[Given instruction]:
Transcribe all of the material exactly. Any picture in it should be left out.

[Rows from a dataset]:
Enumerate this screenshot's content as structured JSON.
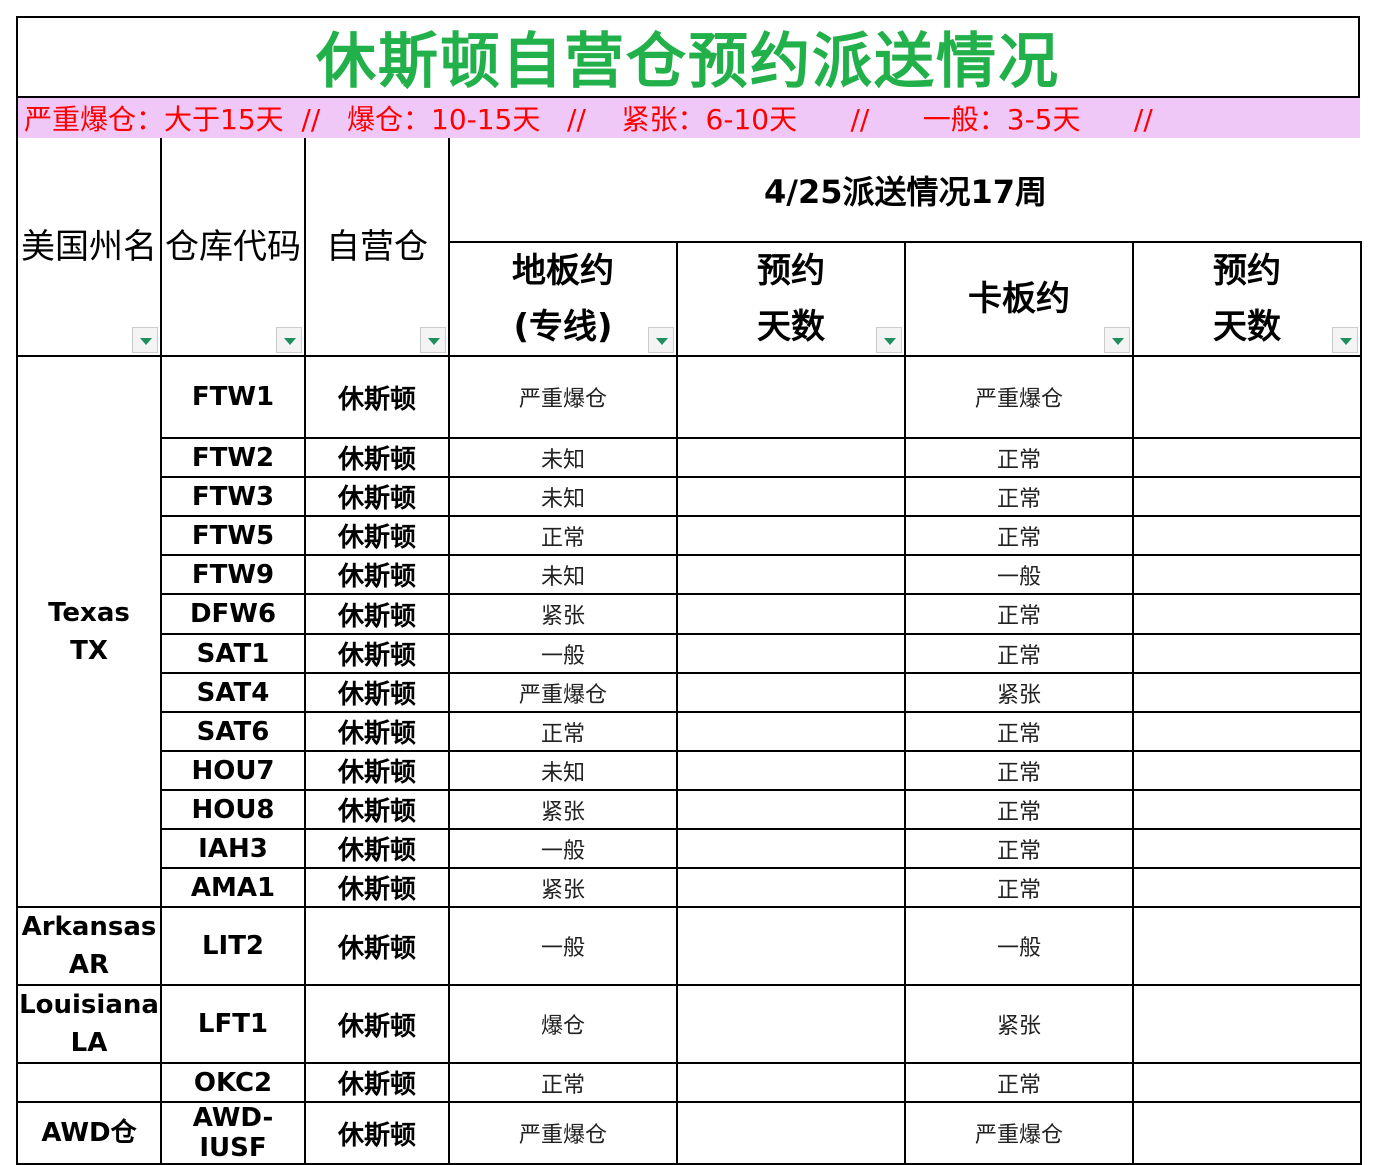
{
  "title": "休斯顿自营仓预约派送情况",
  "legend": "严重爆仓：大于15天  //   爆仓：10-15天   //    紧张：6-10天      //      一般：3-5天      //",
  "header": {
    "state": "美国州名",
    "code": "仓库代码",
    "warehouse": "自营仓",
    "week": "4/25派送情况17周",
    "floor_line1": "地板约",
    "floor_line2": "(专线)",
    "days1_line1": "预约",
    "days1_line2": "天数",
    "pallet": "卡板约",
    "days2_line1": "预约",
    "days2_line2": "天数"
  },
  "groups": [
    {
      "state": [
        "Texas",
        "TX"
      ],
      "rows": [
        {
          "code": "FTW1",
          "wh": "休斯顿",
          "floor": "严重爆仓",
          "pallet": "严重爆仓"
        },
        {
          "code": "FTW2",
          "wh": "休斯顿",
          "floor": "未知",
          "pallet": "正常"
        },
        {
          "code": "FTW3",
          "wh": "休斯顿",
          "floor": "未知",
          "pallet": "正常"
        },
        {
          "code": "FTW5",
          "wh": "休斯顿",
          "floor": "正常",
          "pallet": "正常"
        },
        {
          "code": "FTW9",
          "wh": "休斯顿",
          "floor": "未知",
          "pallet": "一般"
        },
        {
          "code": "DFW6",
          "wh": "休斯顿",
          "floor": "紧张",
          "pallet": "正常"
        },
        {
          "code": "SAT1",
          "wh": "休斯顿",
          "floor": "一般",
          "pallet": "正常"
        },
        {
          "code": "SAT4",
          "wh": "休斯顿",
          "floor": "严重爆仓",
          "pallet": "紧张"
        },
        {
          "code": "SAT6",
          "wh": "休斯顿",
          "floor": "正常",
          "pallet": "正常"
        },
        {
          "code": "HOU7",
          "wh": "休斯顿",
          "floor": "未知",
          "pallet": "正常"
        },
        {
          "code": "HOU8",
          "wh": "休斯顿",
          "floor": "紧张",
          "pallet": "正常"
        },
        {
          "code": "IAH3",
          "wh": "休斯顿",
          "floor": "一般",
          "pallet": "正常"
        },
        {
          "code": "AMA1",
          "wh": "休斯顿",
          "floor": "紧张",
          "pallet": "正常"
        }
      ]
    },
    {
      "state": [
        "Arkansas",
        "AR"
      ],
      "rows": [
        {
          "code": "LIT2",
          "wh": "休斯顿",
          "floor": "一般",
          "pallet": "一般"
        }
      ]
    },
    {
      "state": [
        "Louisiana",
        "LA"
      ],
      "rows": [
        {
          "code": "LFT1",
          "wh": "休斯顿",
          "floor": "爆仓",
          "pallet": "紧张"
        }
      ]
    },
    {
      "state": [],
      "rows": [
        {
          "code": "OKC2",
          "wh": "休斯顿",
          "floor": "正常",
          "pallet": "正常"
        }
      ]
    },
    {
      "state": [
        "AWD仓"
      ],
      "rows": [
        {
          "code": "AWD-IUSF",
          "wh": "休斯顿",
          "floor": "严重爆仓",
          "pallet": "严重爆仓"
        }
      ]
    }
  ],
  "colors": {
    "title": "#22b04a",
    "legend_bg": "#f0c8f8",
    "legend_text": "#ff0000"
  }
}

[Response to this exercise]:
Enumerate this screenshot's content as structured JSON.
{
  "title": "休斯顿自营仓预约派送情况",
  "legend": "严重爆仓：大于15天  //   爆仓：10-15天   //    紧张：6-10天      //      一般：3-5天      //",
  "header": {
    "state": "美国州名",
    "code": "仓库代码",
    "warehouse": "自营仓",
    "week": "4/25派送情况17周",
    "floor_line1": "地板约",
    "floor_line2": "(专线)",
    "days1_line1": "预约",
    "days1_line2": "天数",
    "pallet": "卡板约",
    "days2_line1": "预约",
    "days2_line2": "天数"
  },
  "groups": [
    {
      "state": [
        "Texas",
        "TX"
      ],
      "rows": [
        {
          "code": "FTW1",
          "wh": "休斯顿",
          "floor": "严重爆仓",
          "pallet": "严重爆仓"
        },
        {
          "code": "FTW2",
          "wh": "休斯顿",
          "floor": "未知",
          "pallet": "正常"
        },
        {
          "code": "FTW3",
          "wh": "休斯顿",
          "floor": "未知",
          "pallet": "正常"
        },
        {
          "code": "FTW5",
          "wh": "休斯顿",
          "floor": "正常",
          "pallet": "正常"
        },
        {
          "code": "FTW9",
          "wh": "休斯顿",
          "floor": "未知",
          "pallet": "一般"
        },
        {
          "code": "DFW6",
          "wh": "休斯顿",
          "floor": "紧张",
          "pallet": "正常"
        },
        {
          "code": "SAT1",
          "wh": "休斯顿",
          "floor": "一般",
          "pallet": "正常"
        },
        {
          "code": "SAT4",
          "wh": "休斯顿",
          "floor": "严重爆仓",
          "pallet": "紧张"
        },
        {
          "code": "SAT6",
          "wh": "休斯顿",
          "floor": "正常",
          "pallet": "正常"
        },
        {
          "code": "HOU7",
          "wh": "休斯顿",
          "floor": "未知",
          "pallet": "正常"
        },
        {
          "code": "HOU8",
          "wh": "休斯顿",
          "floor": "紧张",
          "pallet": "正常"
        },
        {
          "code": "IAH3",
          "wh": "休斯顿",
          "floor": "一般",
          "pallet": "正常"
        },
        {
          "code": "AMA1",
          "wh": "休斯顿",
          "floor": "紧张",
          "pallet": "正常"
        }
      ]
    },
    {
      "state": [
        "Arkansas",
        "AR"
      ],
      "rows": [
        {
          "code": "LIT2",
          "wh": "休斯顿",
          "floor": "一般",
          "pallet": "一般"
        }
      ]
    },
    {
      "state": [
        "Louisiana",
        "LA"
      ],
      "rows": [
        {
          "code": "LFT1",
          "wh": "休斯顿",
          "floor": "爆仓",
          "pallet": "紧张"
        }
      ]
    },
    {
      "state": [],
      "rows": [
        {
          "code": "OKC2",
          "wh": "休斯顿",
          "floor": "正常",
          "pallet": "正常"
        }
      ]
    },
    {
      "state": [
        "AWD仓"
      ],
      "rows": [
        {
          "code": "AWD-IUSF",
          "wh": "休斯顿",
          "floor": "严重爆仓",
          "pallet": "严重爆仓"
        }
      ]
    }
  ],
  "colors": {
    "title": "#22b04a",
    "legend_bg": "#f0c8f8",
    "legend_text": "#ff0000"
  }
}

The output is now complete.